> _Written problem_:
Below are some entries; can you quote all of them exactly?

> _Extracted entries_:
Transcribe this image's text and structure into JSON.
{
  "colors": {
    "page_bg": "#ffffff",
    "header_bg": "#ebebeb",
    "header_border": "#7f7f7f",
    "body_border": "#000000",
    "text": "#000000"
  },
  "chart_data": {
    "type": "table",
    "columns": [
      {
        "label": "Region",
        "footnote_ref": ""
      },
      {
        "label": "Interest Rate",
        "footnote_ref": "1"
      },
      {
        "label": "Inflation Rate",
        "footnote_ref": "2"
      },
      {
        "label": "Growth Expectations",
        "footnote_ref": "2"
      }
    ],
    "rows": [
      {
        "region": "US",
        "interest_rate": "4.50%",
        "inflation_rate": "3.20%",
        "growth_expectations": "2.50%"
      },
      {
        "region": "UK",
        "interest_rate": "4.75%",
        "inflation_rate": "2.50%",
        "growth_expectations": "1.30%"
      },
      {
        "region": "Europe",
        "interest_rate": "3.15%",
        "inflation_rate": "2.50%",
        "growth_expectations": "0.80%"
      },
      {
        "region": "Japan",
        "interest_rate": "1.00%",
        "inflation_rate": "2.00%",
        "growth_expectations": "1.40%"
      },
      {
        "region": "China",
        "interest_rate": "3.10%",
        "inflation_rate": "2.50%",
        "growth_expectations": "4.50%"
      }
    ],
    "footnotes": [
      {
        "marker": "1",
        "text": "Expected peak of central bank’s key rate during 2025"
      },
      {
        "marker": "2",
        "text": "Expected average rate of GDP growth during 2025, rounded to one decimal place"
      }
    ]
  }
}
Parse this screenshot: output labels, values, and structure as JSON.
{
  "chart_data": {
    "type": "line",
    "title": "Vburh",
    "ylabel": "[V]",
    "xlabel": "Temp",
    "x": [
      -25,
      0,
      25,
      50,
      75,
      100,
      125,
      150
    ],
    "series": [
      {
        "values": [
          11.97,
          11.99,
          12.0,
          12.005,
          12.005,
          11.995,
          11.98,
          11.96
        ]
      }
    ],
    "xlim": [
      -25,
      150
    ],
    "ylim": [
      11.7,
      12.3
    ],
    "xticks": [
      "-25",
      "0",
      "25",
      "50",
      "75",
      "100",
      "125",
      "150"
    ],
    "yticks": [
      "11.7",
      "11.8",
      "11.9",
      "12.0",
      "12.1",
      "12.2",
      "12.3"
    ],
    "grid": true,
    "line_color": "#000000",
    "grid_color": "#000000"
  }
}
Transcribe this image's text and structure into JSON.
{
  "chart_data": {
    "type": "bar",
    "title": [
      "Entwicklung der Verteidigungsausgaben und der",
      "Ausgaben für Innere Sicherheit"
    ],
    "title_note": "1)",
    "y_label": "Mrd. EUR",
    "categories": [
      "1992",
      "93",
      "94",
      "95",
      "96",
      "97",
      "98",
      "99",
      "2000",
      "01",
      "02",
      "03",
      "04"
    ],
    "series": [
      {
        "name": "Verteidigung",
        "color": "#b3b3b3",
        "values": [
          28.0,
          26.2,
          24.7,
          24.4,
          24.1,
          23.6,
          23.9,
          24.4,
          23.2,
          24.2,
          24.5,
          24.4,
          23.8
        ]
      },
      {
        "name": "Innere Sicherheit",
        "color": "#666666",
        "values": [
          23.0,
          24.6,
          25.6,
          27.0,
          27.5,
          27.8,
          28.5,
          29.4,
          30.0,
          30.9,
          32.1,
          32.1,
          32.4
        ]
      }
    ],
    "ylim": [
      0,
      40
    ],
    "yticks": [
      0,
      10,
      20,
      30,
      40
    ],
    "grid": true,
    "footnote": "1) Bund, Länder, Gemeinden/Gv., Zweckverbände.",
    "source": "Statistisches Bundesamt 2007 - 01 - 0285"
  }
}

> _Finished exercise_:
Transcribe this image's text and structure into JSON.
{
  "colors": {
    "page_bg": "#ffffff",
    "header_bg": "#ebebeb",
    "header_border": "#7f7f7f",
    "body_border": "#000000",
    "text": "#000000"
  },
  "chart_data": {
    "type": "table",
    "columns": [
      {
        "label": "Region",
        "footnote_ref": ""
      },
      {
        "label": "Interest Rate",
        "footnote_ref": "1"
      },
      {
        "label": "Inflation Rate",
        "footnote_ref": "2"
      },
      {
        "label": "Growth Expectations",
        "footnote_ref": "2"
      }
    ],
    "rows": [
      {
        "region": "US",
        "interest_rate": "4.50%",
        "inflation_rate": "3.20%",
        "growth_expectations": "2.50%"
      },
      {
        "region": "UK",
        "interest_rate": "4.75%",
        "inflation_rate": "2.50%",
        "growth_expectations": "1.30%"
      },
      {
        "region": "Europe",
        "interest_rate": "3.15%",
        "inflation_rate": "2.50%",
        "growth_expectations": "0.80%"
      },
      {
        "region": "Japan",
        "interest_rate": "1.00%",
        "inflation_rate": "2.00%",
        "growth_expectations": "1.40%"
      },
      {
        "region": "China",
        "interest_rate": "3.10%",
        "inflation_rate": "2.50%",
        "growth_expectations": "4.50%"
      }
    ],
    "footnotes": [
      {
        "marker": "1",
        "text": "Expected peak of central bank’s key rate during 2025"
      },
      {
        "marker": "2",
        "text": "Expected average rate of GDP growth during 2025, rounded to one decimal place"
      }
    ]
  }
}
Parse this screenshot: output labels, values, and structure as JSON.
{
  "chart_data": {
    "type": "line",
    "title": "Vburh",
    "ylabel": "[V]",
    "xlabel": "Temp",
    "x": [
      -25,
      0,
      25,
      50,
      75,
      100,
      125,
      150
    ],
    "series": [
      {
        "values": [
          11.97,
          11.99,
          12.0,
          12.005,
          12.005,
          11.995,
          11.98,
          11.96
        ]
      }
    ],
    "xlim": [
      -25,
      150
    ],
    "ylim": [
      11.7,
      12.3
    ],
    "xticks": [
      "-25",
      "0",
      "25",
      "50",
      "75",
      "100",
      "125",
      "150"
    ],
    "yticks": [
      "11.7",
      "11.8",
      "11.9",
      "12.0",
      "12.1",
      "12.2",
      "12.3"
    ],
    "grid": true,
    "line_color": "#000000",
    "grid_color": "#000000"
  }
}
Transcribe this image's text and structure into JSON.
{
  "chart_data": {
    "type": "bar",
    "title": [
      "Entwicklung der Verteidigungsausgaben und der",
      "Ausgaben für Innere Sicherheit"
    ],
    "title_note": "1)",
    "y_label": "Mrd. EUR",
    "categories": [
      "1992",
      "93",
      "94",
      "95",
      "96",
      "97",
      "98",
      "99",
      "2000",
      "01",
      "02",
      "03",
      "04"
    ],
    "series": [
      {
        "name": "Verteidigung",
        "color": "#b3b3b3",
        "values": [
          28.0,
          26.2,
          24.7,
          24.4,
          24.1,
          23.6,
          23.9,
          24.4,
          23.2,
          24.2,
          24.5,
          24.4,
          23.8
        ]
      },
      {
        "name": "Innere Sicherheit",
        "color": "#666666",
        "values": [
          23.0,
          24.6,
          25.6,
          27.0,
          27.5,
          27.8,
          28.5,
          29.4,
          30.0,
          30.9,
          32.1,
          32.1,
          32.4
        ]
      }
    ],
    "ylim": [
      0,
      40
    ],
    "yticks": [
      0,
      10,
      20,
      30,
      40
    ],
    "grid": true,
    "footnote": "1) Bund, Länder, Gemeinden/Gv., Zweckverbände.",
    "source": "Statistisches Bundesamt 2007 - 01 - 0285"
  }
}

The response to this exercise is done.